# Exercise objective:
Copy all of the material exactly. Pictures are not to appear in the copy.

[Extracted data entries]
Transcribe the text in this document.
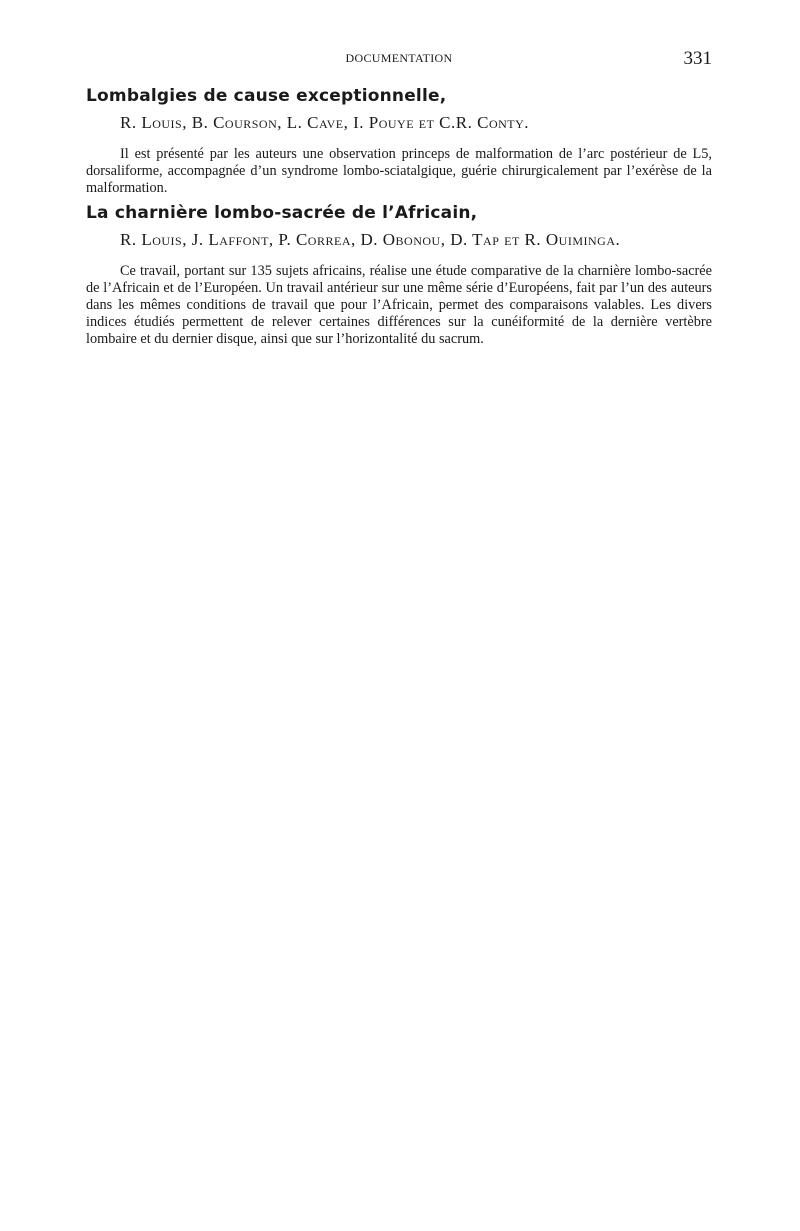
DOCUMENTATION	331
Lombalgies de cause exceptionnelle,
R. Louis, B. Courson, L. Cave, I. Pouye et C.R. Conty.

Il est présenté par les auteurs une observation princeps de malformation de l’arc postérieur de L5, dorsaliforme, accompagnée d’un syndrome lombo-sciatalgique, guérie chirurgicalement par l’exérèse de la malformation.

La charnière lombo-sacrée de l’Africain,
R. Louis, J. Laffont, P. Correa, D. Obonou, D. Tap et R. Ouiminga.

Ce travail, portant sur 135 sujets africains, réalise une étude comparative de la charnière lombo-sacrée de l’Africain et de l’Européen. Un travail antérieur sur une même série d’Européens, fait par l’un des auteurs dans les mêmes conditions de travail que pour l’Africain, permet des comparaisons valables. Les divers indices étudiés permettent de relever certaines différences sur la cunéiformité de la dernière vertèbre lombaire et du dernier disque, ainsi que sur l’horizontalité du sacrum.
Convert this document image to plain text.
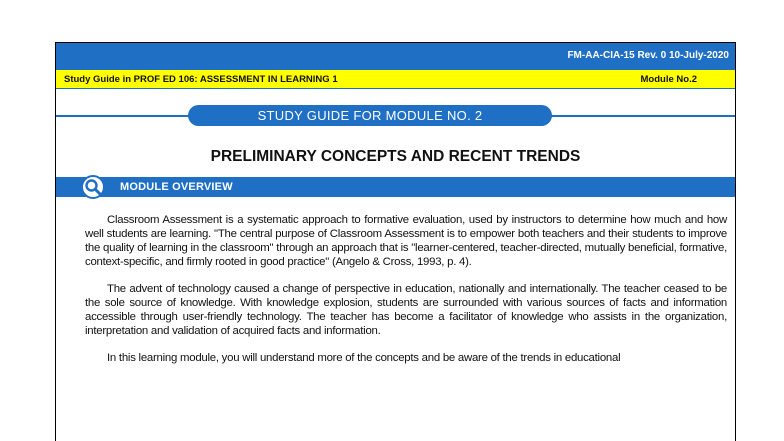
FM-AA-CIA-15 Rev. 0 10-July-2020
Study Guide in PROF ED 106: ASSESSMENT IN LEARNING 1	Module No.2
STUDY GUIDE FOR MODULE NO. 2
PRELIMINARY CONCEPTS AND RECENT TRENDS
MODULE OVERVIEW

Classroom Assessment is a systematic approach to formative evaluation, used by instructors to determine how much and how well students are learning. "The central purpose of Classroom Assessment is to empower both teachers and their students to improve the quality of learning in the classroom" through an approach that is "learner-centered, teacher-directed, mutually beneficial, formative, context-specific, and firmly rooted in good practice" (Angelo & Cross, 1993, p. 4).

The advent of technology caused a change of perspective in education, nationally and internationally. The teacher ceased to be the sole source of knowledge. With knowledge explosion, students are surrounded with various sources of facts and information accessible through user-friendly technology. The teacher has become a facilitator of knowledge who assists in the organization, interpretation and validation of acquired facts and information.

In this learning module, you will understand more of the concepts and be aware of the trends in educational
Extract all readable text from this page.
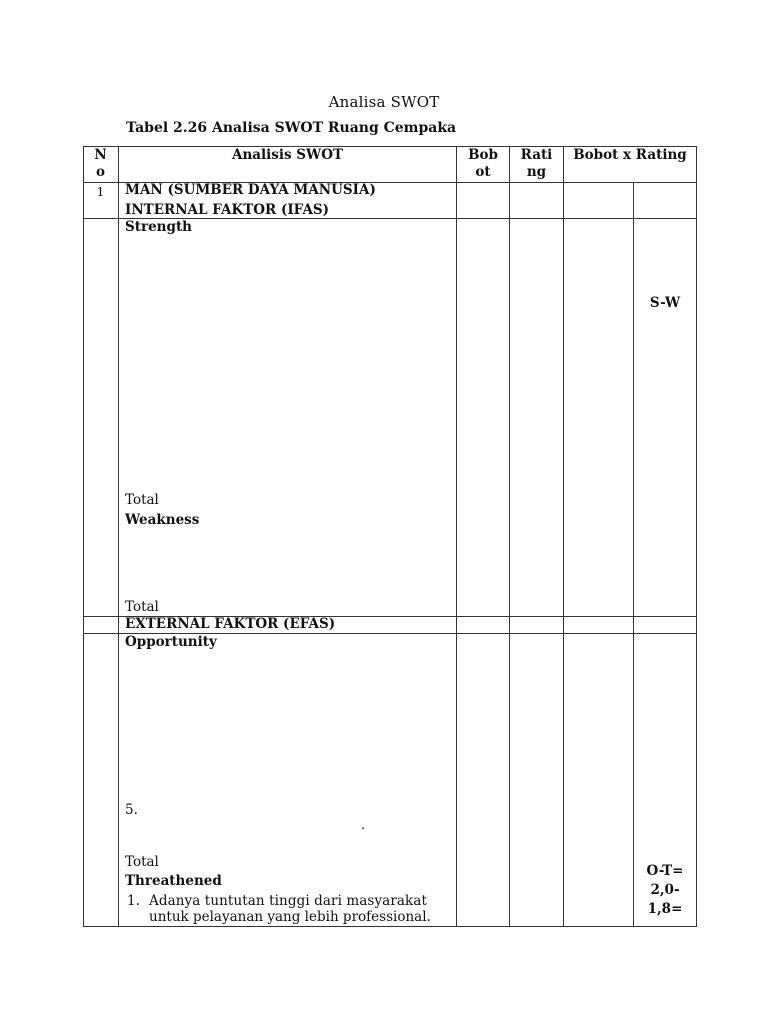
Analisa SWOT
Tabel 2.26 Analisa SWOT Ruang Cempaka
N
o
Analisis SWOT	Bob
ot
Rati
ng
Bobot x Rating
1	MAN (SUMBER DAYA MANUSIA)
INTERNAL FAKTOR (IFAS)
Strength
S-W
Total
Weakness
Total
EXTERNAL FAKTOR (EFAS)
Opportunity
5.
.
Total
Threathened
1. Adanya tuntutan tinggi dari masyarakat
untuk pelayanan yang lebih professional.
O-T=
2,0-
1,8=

# Output of the exercise:
Transcribe the text in this document.
DOCUMENTATION	331
Lombalgies de cause exceptionnelle,
R. Louis, B. Courson, L. Cave, I. Pouye et C.R. Conty.

Il est présenté par les auteurs une observation princeps de malformation de l’arc postérieur de L5, dorsaliforme, accompagnée d’un syndrome lombo-sciatalgique, guérie chirurgicalement par l’exérèse de la malformation.

La charnière lombo-sacrée de l’Africain,
R. Louis, J. Laffont, P. Correa, D. Obonou, D. Tap et R. Ouiminga.

Ce travail, portant sur 135 sujets africains, réalise une étude comparative de la charnière lombo-sacrée de l’Africain et de l’Européen. Un travail antérieur sur une même série d’Européens, fait par l’un des auteurs dans les mêmes conditions de travail que pour l’Africain, permet des comparaisons valables. Les divers indices étudiés permettent de relever certaines différences sur la cunéiformité de la dernière vertèbre lombaire et du dernier disque, ainsi que sur l’horizontalité du sacrum.
Convert this document image to plain text.
FM-AA-CIA-15 Rev. 0 10-July-2020
Study Guide in PROF ED 106: ASSESSMENT IN LEARNING 1	Module No.2
STUDY GUIDE FOR MODULE NO. 2
PRELIMINARY CONCEPTS AND RECENT TRENDS
MODULE OVERVIEW

Classroom Assessment is a systematic approach to formative evaluation, used by instructors to determine how much and how well students are learning. "The central purpose of Classroom Assessment is to empower both teachers and their students to improve the quality of learning in the classroom" through an approach that is "learner-centered, teacher-directed, mutually beneficial, formative, context-specific, and firmly rooted in good practice" (Angelo & Cross, 1993, p. 4).

The advent of technology caused a change of perspective in education, nationally and internationally. The teacher ceased to be the sole source of knowledge. With knowledge explosion, students are surrounded with various sources of facts and information accessible through user-friendly technology. The teacher has become a facilitator of knowledge who assists in the organization, interpretation and validation of acquired facts and information.

In this learning module, you will understand more of the concepts and be aware of the trends in educational
Extract all readable text from this page.
Analisa SWOT
Tabel 2.26 Analisa SWOT Ruang Cempaka
N
o
Analisis SWOT	Bob
ot
Rati
ng
Bobot x Rating
1	MAN (SUMBER DAYA MANUSIA)
INTERNAL FAKTOR (IFAS)
Strength
S-W
Total
Weakness
Total
EXTERNAL FAKTOR (EFAS)
Opportunity
5.
.
Total
Threathened
1. Adanya tuntutan tinggi dari masyarakat
untuk pelayanan yang lebih professional.
O-T=
2,0-
1,8=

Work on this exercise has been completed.